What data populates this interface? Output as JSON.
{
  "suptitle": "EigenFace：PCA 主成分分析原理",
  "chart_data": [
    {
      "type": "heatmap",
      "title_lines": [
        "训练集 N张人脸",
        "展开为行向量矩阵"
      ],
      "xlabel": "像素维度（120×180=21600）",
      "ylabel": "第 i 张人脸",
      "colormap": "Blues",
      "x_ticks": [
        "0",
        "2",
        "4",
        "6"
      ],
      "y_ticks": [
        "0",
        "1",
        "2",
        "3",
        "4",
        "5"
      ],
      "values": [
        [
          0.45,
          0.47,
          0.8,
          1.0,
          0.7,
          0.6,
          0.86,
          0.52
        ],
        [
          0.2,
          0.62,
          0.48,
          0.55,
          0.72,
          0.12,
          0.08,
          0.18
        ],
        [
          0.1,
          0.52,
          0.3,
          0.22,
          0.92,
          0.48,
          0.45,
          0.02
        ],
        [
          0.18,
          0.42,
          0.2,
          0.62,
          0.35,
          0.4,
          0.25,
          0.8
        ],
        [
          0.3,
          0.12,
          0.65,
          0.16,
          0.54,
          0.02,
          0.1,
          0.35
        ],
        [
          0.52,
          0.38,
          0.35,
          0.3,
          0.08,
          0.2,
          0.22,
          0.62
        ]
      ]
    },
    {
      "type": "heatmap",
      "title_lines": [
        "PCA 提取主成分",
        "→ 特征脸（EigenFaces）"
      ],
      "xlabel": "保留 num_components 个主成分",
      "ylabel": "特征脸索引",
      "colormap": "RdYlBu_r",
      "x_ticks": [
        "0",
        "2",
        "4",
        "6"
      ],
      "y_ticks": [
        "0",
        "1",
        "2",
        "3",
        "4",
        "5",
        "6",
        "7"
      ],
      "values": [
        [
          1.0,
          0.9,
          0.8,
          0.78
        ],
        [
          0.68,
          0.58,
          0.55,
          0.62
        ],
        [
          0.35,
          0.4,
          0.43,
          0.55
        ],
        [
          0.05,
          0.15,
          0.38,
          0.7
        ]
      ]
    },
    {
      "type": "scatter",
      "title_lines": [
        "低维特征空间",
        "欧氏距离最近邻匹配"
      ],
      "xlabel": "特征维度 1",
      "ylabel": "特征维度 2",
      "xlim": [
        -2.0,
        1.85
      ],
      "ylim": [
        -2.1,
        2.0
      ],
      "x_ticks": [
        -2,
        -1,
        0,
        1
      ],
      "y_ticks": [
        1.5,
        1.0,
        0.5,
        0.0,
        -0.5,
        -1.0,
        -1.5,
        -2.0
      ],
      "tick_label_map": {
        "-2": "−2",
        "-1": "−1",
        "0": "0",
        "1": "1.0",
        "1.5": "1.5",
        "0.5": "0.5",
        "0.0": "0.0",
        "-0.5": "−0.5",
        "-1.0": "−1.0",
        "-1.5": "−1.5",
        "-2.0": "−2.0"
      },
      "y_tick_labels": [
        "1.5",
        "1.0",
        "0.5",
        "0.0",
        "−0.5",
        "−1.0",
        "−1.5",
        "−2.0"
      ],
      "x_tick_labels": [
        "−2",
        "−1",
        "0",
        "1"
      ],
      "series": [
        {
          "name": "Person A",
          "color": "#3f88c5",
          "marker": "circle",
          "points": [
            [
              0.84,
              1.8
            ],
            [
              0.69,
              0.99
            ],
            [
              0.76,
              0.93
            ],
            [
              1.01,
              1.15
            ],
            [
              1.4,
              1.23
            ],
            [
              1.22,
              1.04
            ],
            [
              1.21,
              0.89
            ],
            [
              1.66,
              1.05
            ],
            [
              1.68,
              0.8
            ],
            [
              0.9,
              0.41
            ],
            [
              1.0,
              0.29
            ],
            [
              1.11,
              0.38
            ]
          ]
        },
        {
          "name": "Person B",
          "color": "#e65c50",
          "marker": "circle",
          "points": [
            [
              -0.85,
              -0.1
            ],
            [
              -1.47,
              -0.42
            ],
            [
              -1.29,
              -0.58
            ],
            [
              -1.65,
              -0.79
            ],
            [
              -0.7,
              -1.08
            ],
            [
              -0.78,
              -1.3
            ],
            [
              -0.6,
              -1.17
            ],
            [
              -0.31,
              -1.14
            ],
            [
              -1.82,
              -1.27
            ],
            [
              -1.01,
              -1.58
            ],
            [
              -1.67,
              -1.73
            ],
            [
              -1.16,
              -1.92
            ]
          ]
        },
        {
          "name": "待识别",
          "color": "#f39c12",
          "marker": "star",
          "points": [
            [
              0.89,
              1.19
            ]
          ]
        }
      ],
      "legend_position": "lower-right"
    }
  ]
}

--------------------------------------------------

**Problem to solve:**
Output the full listing exactly as it stands.

**Exercise result:**
What data populates this interface? Output as JSON.
{
  "suptitle": "EigenFace：PCA 主成分分析原理",
  "chart_data": [
    {
      "type": "heatmap",
      "title_lines": [
        "训练集 N张人脸",
        "展开为行向量矩阵"
      ],
      "xlabel": "像素维度（120×180=21600）",
      "ylabel": "第 i 张人脸",
      "colormap": "Blues",
      "x_ticks": [
        "0",
        "2",
        "4",
        "6"
      ],
      "y_ticks": [
        "0",
        "1",
        "2",
        "3",
        "4",
        "5"
      ],
      "values": [
        [
          0.45,
          0.47,
          0.8,
          1.0,
          0.7,
          0.6,
          0.86,
          0.52
        ],
        [
          0.2,
          0.62,
          0.48,
          0.55,
          0.72,
          0.12,
          0.08,
          0.18
        ],
        [
          0.1,
          0.52,
          0.3,
          0.22,
          0.92,
          0.48,
          0.45,
          0.02
        ],
        [
          0.18,
          0.42,
          0.2,
          0.62,
          0.35,
          0.4,
          0.25,
          0.8
        ],
        [
          0.3,
          0.12,
          0.65,
          0.16,
          0.54,
          0.02,
          0.1,
          0.35
        ],
        [
          0.52,
          0.38,
          0.35,
          0.3,
          0.08,
          0.2,
          0.22,
          0.62
        ]
      ]
    },
    {
      "type": "heatmap",
      "title_lines": [
        "PCA 提取主成分",
        "→ 特征脸（EigenFaces）"
      ],
      "xlabel": "保留 num_components 个主成分",
      "ylabel": "特征脸索引",
      "colormap": "RdYlBu_r",
      "x_ticks": [
        "0",
        "2",
        "4",
        "6"
      ],
      "y_ticks": [
        "0",
        "1",
        "2",
        "3",
        "4",
        "5",
        "6",
        "7"
      ],
      "values": [
        [
          1.0,
          0.9,
          0.8,
          0.78
        ],
        [
          0.68,
          0.58,
          0.55,
          0.62
        ],
        [
          0.35,
          0.4,
          0.43,
          0.55
        ],
        [
          0.05,
          0.15,
          0.38,
          0.7
        ]
      ]
    },
    {
      "type": "scatter",
      "title_lines": [
        "低维特征空间",
        "欧氏距离最近邻匹配"
      ],
      "xlabel": "特征维度 1",
      "ylabel": "特征维度 2",
      "xlim": [
        -2.0,
        1.85
      ],
      "ylim": [
        -2.1,
        2.0
      ],
      "x_ticks": [
        -2,
        -1,
        0,
        1
      ],
      "y_ticks": [
        1.5,
        1.0,
        0.5,
        0.0,
        -0.5,
        -1.0,
        -1.5,
        -2.0
      ],
      "tick_label_map": {
        "-2": "−2",
        "-1": "−1",
        "0": "0",
        "1": "1.0",
        "1.5": "1.5",
        "0.5": "0.5",
        "0.0": "0.0",
        "-0.5": "−0.5",
        "-1.0": "−1.0",
        "-1.5": "−1.5",
        "-2.0": "−2.0"
      },
      "y_tick_labels": [
        "1.5",
        "1.0",
        "0.5",
        "0.0",
        "−0.5",
        "−1.0",
        "−1.5",
        "−2.0"
      ],
      "x_tick_labels": [
        "−2",
        "−1",
        "0",
        "1"
      ],
      "series": [
        {
          "name": "Person A",
          "color": "#3f88c5",
          "marker": "circle",
          "points": [
            [
              0.84,
              1.8
            ],
            [
              0.69,
              0.99
            ],
            [
              0.76,
              0.93
            ],
            [
              1.01,
              1.15
            ],
            [
              1.4,
              1.23
            ],
            [
              1.22,
              1.04
            ],
            [
              1.21,
              0.89
            ],
            [
              1.66,
              1.05
            ],
            [
              1.68,
              0.8
            ],
            [
              0.9,
              0.41
            ],
            [
              1.0,
              0.29
            ],
            [
              1.11,
              0.38
            ]
          ]
        },
        {
          "name": "Person B",
          "color": "#e65c50",
          "marker": "circle",
          "points": [
            [
              -0.85,
              -0.1
            ],
            [
              -1.47,
              -0.42
            ],
            [
              -1.29,
              -0.58
            ],
            [
              -1.65,
              -0.79
            ],
            [
              -0.7,
              -1.08
            ],
            [
              -0.78,
              -1.3
            ],
            [
              -0.6,
              -1.17
            ],
            [
              -0.31,
              -1.14
            ],
            [
              -1.82,
              -1.27
            ],
            [
              -1.01,
              -1.58
            ],
            [
              -1.67,
              -1.73
            ],
            [
              -1.16,
              -1.92
            ]
          ]
        },
        {
          "name": "待识别",
          "color": "#f39c12",
          "marker": "star",
          "points": [
            [
              0.89,
              1.19
            ]
          ]
        }
      ],
      "legend_position": "lower-right"
    }
  ]
}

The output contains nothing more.